··· EXTRACTED DATA
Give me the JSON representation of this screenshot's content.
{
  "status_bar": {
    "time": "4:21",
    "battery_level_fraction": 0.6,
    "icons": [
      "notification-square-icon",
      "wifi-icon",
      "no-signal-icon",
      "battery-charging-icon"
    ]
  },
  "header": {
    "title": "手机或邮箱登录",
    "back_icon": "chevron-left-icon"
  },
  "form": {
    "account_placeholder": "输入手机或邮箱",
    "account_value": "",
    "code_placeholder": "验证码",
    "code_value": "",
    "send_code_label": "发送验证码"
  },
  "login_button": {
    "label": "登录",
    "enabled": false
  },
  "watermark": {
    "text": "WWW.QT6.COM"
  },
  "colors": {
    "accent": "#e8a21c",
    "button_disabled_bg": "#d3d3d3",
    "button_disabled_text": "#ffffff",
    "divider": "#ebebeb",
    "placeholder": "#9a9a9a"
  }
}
······
= EXERCISE TASK =
Go through the listing and copy all of it exactly.

= SOLVED EXERCISE =
Give me the JSON representation of this screenshot's content.
{
  "status_bar": {
    "time": "4:21",
    "battery_level_fraction": 0.6,
    "icons": [
      "notification-square-icon",
      "wifi-icon",
      "no-signal-icon",
      "battery-charging-icon"
    ]
  },
  "header": {
    "title": "手机或邮箱登录",
    "back_icon": "chevron-left-icon"
  },
  "form": {
    "account_placeholder": "输入手机或邮箱",
    "account_value": "",
    "code_placeholder": "验证码",
    "code_value": "",
    "send_code_label": "发送验证码"
  },
  "login_button": {
    "label": "登录",
    "enabled": false
  },
  "watermark": {
    "text": "WWW.QT6.COM"
  },
  "colors": {
    "accent": "#e8a21c",
    "button_disabled_bg": "#d3d3d3",
    "button_disabled_text": "#ffffff",
    "divider": "#ebebeb",
    "placeholder": "#9a9a9a"
  }
}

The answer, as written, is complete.